Spot every line with the word "ylabel" and return it.
___ SOURCE MATERIAL ___
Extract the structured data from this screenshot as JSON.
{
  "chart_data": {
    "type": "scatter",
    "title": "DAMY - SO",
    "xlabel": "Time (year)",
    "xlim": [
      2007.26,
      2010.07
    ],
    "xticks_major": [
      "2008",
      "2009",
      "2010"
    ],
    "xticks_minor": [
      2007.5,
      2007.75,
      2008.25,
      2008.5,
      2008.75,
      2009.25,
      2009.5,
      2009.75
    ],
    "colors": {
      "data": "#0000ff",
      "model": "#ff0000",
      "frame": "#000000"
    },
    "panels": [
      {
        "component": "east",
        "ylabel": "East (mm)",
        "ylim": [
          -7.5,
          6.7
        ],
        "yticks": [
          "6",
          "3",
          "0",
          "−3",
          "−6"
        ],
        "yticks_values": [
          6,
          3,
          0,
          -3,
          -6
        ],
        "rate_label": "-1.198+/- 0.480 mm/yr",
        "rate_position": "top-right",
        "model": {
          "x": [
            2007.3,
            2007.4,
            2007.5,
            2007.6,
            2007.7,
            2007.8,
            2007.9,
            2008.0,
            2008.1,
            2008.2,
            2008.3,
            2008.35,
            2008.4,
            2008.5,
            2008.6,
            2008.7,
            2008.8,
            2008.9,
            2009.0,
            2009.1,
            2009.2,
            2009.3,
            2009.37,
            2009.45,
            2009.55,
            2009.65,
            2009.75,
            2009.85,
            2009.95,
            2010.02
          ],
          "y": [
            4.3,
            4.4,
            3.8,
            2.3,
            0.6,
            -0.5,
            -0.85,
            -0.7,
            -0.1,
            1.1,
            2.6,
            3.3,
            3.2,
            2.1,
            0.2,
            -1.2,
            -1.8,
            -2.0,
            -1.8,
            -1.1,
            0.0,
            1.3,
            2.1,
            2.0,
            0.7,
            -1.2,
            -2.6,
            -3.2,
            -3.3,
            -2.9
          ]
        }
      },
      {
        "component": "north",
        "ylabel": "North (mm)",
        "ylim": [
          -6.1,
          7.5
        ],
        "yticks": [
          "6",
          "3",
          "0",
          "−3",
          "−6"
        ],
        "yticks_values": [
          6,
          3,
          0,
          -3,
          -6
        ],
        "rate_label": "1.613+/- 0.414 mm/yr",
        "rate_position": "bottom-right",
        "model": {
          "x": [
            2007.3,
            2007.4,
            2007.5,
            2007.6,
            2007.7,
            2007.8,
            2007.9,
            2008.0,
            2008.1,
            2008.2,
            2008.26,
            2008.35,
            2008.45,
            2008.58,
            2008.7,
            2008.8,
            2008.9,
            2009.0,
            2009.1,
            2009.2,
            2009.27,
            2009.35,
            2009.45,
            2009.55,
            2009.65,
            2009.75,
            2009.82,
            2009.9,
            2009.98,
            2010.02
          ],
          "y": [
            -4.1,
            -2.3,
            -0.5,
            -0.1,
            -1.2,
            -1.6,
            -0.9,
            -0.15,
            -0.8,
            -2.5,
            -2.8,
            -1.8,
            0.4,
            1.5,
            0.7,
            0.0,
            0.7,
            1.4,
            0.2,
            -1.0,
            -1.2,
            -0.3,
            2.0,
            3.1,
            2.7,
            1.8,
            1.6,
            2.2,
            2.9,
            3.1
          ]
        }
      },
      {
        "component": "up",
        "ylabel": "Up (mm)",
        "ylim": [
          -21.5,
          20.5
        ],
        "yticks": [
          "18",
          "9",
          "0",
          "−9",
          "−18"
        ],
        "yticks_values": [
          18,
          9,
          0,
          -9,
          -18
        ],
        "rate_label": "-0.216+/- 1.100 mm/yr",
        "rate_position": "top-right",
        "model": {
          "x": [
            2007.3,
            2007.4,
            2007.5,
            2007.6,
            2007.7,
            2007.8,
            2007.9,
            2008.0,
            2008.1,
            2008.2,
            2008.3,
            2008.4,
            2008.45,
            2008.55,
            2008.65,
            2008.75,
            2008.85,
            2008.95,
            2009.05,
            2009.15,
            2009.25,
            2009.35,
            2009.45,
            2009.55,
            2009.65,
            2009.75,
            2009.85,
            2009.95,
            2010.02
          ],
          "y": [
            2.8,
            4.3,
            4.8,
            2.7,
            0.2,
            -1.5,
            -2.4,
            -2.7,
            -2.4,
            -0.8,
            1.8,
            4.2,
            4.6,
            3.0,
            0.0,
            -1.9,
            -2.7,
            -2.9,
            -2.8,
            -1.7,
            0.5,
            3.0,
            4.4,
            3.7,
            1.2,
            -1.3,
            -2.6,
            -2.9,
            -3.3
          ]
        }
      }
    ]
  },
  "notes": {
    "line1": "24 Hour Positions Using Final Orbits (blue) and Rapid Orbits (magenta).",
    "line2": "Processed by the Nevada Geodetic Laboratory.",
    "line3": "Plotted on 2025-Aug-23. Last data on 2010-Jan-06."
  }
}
___
• **WORKED SOLUTION**:
        "ylabel": "East (mm)",
        "ylabel": "North (mm)",
        "ylabel": "Up (mm)",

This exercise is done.